* Written exercise *
Lift out all lines below that contain "COURT".

Data tied to figure images:

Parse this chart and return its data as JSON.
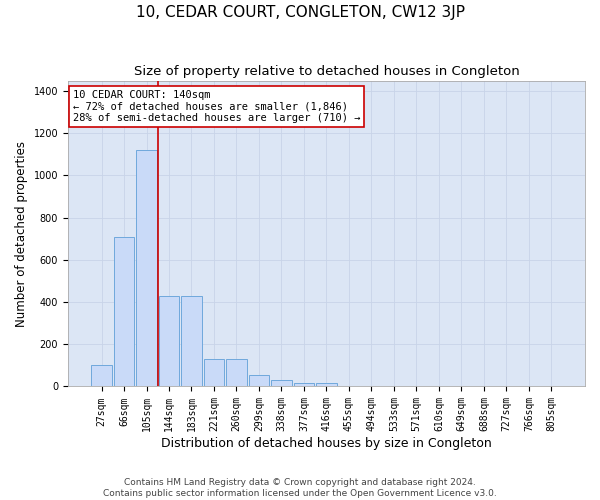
{
  "title": "10, CEDAR COURT, CONGLETON, CW12 3JP",
  "subtitle": "Size of property relative to detached houses in Congleton",
  "xlabel": "Distribution of detached houses by size in Congleton",
  "ylabel": "Number of detached properties",
  "bar_labels": [
    "27sqm",
    "66sqm",
    "105sqm",
    "144sqm",
    "183sqm",
    "221sqm",
    "260sqm",
    "299sqm",
    "338sqm",
    "377sqm",
    "416sqm",
    "455sqm",
    "494sqm",
    "533sqm",
    "571sqm",
    "610sqm",
    "649sqm",
    "688sqm",
    "727sqm",
    "766sqm",
    "805sqm"
  ],
  "bar_values": [
    100,
    710,
    1120,
    430,
    430,
    130,
    130,
    55,
    30,
    15,
    15,
    0,
    0,
    0,
    0,
    0,
    0,
    0,
    0,
    0,
    0
  ],
  "bar_color": "#c9daf8",
  "bar_edgecolor": "#6fa8dc",
  "vline_color": "#cc0000",
  "vline_x_index": 2.5,
  "annotation_text": "10 CEDAR COURT: 140sqm\n← 72% of detached houses are smaller (1,846)\n28% of semi-detached houses are larger (710) →",
  "annotation_box_edgecolor": "#cc0000",
  "ylim": [
    0,
    1450
  ],
  "yticks": [
    0,
    200,
    400,
    600,
    800,
    1000,
    1200,
    1400
  ],
  "grid_color": "#c8d4e8",
  "background_color": "#dce6f5",
  "footer": "Contains HM Land Registry data © Crown copyright and database right 2024.\nContains public sector information licensed under the Open Government Licence v3.0.",
  "title_fontsize": 11,
  "subtitle_fontsize": 9.5,
  "xlabel_fontsize": 9,
  "ylabel_fontsize": 8.5,
  "tick_fontsize": 7,
  "footer_fontsize": 6.5,
  "annotation_fontsize": 7.5
}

* Solved exercise *
  "title": "10, CEDAR COURT, CONGLETON, CW12 3JP",
  "annotation_text": "10 CEDAR COURT: 140sqm\n← 72% of detached houses are smaller (1,846)\n28% of semi-detached houses are larger (710) →",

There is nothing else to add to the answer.